> **Request**:
Only the number is needed: how many lines contain the word "Record"?

Collected data
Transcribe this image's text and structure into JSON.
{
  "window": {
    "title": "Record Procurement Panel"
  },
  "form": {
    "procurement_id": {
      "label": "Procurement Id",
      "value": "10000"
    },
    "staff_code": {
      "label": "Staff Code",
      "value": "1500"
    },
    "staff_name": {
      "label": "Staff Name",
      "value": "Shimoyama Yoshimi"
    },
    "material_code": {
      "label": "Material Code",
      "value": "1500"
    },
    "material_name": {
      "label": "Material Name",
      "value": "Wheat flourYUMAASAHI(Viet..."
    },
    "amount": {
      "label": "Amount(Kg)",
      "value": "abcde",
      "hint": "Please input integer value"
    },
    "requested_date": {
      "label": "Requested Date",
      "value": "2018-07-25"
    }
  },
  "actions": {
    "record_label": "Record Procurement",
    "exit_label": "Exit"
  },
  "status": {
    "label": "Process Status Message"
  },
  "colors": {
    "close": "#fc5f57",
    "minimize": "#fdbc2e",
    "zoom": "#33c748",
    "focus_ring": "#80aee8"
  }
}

> **Task answer**:
2